> Work to be completed: Lines containing the string "color" are to be collected in full.

· · · ·

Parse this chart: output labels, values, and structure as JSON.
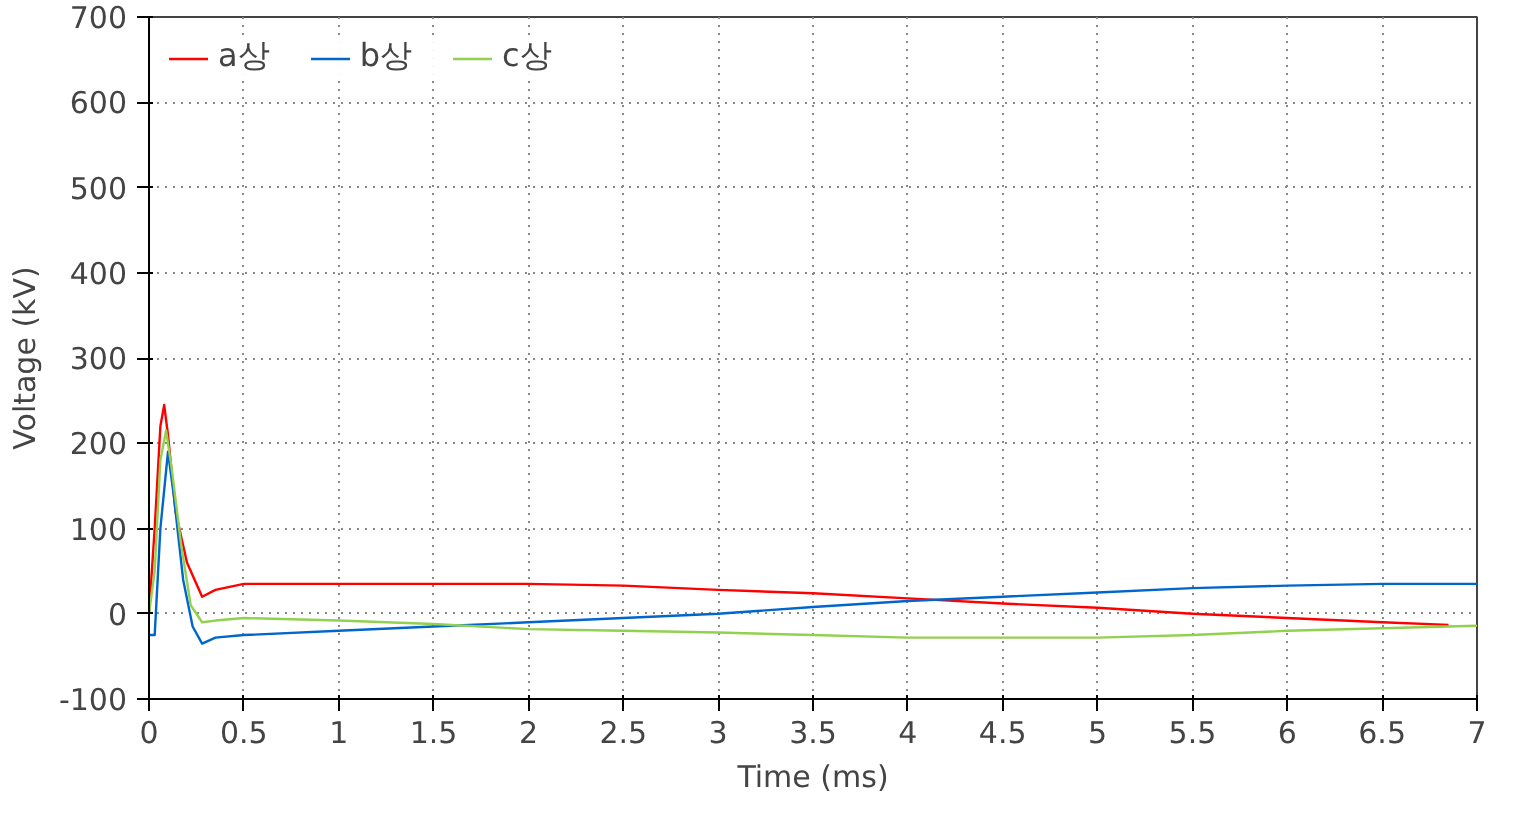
{
  "chart_data": {
    "type": "line",
    "xlabel": "Time (ms)",
    "ylabel": "Voltage (kV)",
    "xlim": [
      0,
      7
    ],
    "ylim": [
      -100,
      700
    ],
    "xticks": [
      0,
      0.5,
      1,
      1.5,
      2,
      2.5,
      3,
      3.5,
      4,
      4.5,
      5,
      5.5,
      6,
      6.5,
      7
    ],
    "yticks": [
      -100,
      0,
      100,
      200,
      300,
      400,
      500,
      600,
      700
    ],
    "grid": true,
    "legend": "top left",
    "series": [
      {
        "name": "a상",
        "color": "#ff0000",
        "x": [
          0,
          0.03,
          0.06,
          0.08,
          0.1,
          0.14,
          0.2,
          0.28,
          0.35,
          0.5,
          1,
          1.5,
          2,
          2.5,
          3,
          3.5,
          4,
          4.5,
          5,
          5.5,
          6,
          6.5,
          6.85
        ],
        "values": [
          0,
          100,
          220,
          245,
          210,
          120,
          60,
          20,
          28,
          35,
          35,
          35,
          35,
          33,
          28,
          24,
          18,
          12,
          7,
          0,
          -5,
          -10,
          -13
        ]
      },
      {
        "name": "b상",
        "color": "#0066cc",
        "x": [
          0,
          0.03,
          0.06,
          0.1,
          0.13,
          0.18,
          0.23,
          0.28,
          0.35,
          0.5,
          1,
          1.5,
          2,
          2.5,
          3,
          3.5,
          4,
          4.5,
          5,
          5.5,
          6,
          6.5,
          7
        ],
        "values": [
          -25,
          -25,
          100,
          190,
          140,
          40,
          -15,
          -35,
          -28,
          -25,
          -20,
          -15,
          -10,
          -5,
          0,
          8,
          15,
          20,
          25,
          30,
          33,
          35,
          35
        ]
      },
      {
        "name": "c상",
        "color": "#92d050",
        "x": [
          0,
          0.03,
          0.06,
          0.09,
          0.12,
          0.17,
          0.22,
          0.28,
          0.35,
          0.5,
          1,
          1.5,
          2,
          2.5,
          3,
          3.5,
          4,
          4.5,
          5,
          5.5,
          6,
          6.5,
          7
        ],
        "values": [
          0,
          50,
          180,
          215,
          170,
          80,
          10,
          -10,
          -8,
          -5,
          -8,
          -12,
          -18,
          -20,
          -22,
          -25,
          -28,
          -28,
          -28,
          -25,
          -20,
          -17,
          -14
        ]
      }
    ]
  }
}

· · · ·

> Response for this exercise:
        "color": "#ff0000",
        "color": "#0066cc",
        "color": "#92d050",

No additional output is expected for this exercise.